(Layout dataset entries)
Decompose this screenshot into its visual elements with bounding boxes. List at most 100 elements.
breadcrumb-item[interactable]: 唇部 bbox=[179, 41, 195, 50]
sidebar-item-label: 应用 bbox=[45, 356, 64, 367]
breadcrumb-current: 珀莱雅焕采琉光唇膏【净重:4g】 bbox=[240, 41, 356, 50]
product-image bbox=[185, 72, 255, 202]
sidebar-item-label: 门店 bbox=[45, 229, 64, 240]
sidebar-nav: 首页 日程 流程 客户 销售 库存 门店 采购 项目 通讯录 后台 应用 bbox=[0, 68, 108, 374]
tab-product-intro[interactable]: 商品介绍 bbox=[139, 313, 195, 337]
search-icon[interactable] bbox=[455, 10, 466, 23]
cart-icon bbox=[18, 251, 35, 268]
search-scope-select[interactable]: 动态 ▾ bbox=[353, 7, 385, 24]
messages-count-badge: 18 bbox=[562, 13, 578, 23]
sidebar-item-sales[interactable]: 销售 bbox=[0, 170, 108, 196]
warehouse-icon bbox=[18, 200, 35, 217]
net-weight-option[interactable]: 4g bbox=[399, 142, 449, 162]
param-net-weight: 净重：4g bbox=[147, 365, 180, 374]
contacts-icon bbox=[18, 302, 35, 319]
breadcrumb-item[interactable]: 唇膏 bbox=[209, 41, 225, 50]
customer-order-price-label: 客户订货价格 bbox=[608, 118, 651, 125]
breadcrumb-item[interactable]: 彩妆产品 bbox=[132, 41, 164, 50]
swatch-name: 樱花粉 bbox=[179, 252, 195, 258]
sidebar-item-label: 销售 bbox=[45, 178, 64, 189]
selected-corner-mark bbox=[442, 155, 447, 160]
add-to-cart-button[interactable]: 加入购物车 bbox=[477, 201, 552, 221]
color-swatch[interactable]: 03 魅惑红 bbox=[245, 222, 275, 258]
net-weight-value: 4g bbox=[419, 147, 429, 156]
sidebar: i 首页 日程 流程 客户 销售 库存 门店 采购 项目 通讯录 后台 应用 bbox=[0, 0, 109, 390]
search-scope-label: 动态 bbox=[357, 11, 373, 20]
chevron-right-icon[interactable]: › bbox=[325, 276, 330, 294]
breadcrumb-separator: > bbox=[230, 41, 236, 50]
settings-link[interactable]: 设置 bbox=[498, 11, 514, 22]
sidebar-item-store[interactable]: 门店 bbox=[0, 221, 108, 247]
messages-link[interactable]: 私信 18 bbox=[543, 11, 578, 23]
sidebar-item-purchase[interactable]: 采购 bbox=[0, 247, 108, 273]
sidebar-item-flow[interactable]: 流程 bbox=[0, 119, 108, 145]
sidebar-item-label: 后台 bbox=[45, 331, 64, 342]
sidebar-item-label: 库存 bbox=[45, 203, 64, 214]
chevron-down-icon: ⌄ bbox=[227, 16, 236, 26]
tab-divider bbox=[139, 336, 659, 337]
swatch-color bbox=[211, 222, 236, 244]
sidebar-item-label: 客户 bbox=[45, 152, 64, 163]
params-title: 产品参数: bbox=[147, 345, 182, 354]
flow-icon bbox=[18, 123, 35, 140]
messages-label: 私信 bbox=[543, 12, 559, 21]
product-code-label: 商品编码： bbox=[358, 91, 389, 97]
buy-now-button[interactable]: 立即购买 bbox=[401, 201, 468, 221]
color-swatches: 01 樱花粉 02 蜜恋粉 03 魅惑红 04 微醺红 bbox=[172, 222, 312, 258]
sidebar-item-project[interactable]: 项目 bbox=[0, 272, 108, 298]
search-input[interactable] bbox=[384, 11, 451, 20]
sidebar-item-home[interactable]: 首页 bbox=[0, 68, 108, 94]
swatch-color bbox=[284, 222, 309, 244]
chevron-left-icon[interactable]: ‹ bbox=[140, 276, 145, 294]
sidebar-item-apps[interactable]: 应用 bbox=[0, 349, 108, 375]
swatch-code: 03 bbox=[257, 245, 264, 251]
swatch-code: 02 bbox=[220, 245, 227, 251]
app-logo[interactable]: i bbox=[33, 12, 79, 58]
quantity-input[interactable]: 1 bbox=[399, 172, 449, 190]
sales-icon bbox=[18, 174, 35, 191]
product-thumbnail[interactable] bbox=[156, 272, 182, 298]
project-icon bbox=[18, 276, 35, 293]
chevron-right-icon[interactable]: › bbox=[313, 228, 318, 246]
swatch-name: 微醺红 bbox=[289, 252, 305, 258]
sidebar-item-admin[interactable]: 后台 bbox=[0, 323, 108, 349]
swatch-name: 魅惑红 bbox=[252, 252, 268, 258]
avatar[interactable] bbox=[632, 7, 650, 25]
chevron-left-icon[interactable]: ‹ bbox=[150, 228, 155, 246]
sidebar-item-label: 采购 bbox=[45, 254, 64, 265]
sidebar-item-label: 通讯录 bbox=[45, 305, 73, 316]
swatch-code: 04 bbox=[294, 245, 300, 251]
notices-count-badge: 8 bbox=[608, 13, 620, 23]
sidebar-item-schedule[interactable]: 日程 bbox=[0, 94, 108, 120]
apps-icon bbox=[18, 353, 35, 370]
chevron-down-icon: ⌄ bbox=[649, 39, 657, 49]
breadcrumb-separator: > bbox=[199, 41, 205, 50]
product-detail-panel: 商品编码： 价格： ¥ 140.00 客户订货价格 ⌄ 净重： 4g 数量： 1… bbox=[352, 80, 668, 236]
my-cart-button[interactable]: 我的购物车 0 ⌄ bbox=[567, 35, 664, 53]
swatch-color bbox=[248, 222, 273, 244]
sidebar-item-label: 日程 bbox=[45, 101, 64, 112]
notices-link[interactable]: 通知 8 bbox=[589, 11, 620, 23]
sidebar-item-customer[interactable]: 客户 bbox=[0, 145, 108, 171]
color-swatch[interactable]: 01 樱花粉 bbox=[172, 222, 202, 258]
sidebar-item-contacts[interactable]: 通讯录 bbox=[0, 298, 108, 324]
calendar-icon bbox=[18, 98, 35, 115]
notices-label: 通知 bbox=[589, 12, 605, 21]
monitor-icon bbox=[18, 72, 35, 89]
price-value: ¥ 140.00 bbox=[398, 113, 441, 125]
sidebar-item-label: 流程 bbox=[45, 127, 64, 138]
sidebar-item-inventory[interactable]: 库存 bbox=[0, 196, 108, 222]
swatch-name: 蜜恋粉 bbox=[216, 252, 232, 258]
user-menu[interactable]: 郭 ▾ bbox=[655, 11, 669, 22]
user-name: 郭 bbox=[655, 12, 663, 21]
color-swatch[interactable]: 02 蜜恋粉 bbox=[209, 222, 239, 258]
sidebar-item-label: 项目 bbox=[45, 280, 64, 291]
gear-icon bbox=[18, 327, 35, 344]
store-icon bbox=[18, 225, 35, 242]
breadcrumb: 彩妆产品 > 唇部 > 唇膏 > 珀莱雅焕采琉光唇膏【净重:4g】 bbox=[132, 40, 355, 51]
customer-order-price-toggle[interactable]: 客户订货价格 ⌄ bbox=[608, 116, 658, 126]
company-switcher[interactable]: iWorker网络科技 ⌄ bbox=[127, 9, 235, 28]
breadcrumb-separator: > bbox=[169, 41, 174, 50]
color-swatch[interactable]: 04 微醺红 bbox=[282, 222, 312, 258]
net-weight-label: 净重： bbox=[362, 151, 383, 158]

Job.
Pick out every line in the entries above that contains the string "code", and copy each one. Matching is case-sensitive.

Written response.
product-code-label: 商品编码： bbox=[358, 91, 389, 97]
swatch-code: 03 bbox=[257, 245, 264, 251]
swatch-code: 02 bbox=[220, 245, 227, 251]
swatch-code: 04 bbox=[294, 245, 300, 251]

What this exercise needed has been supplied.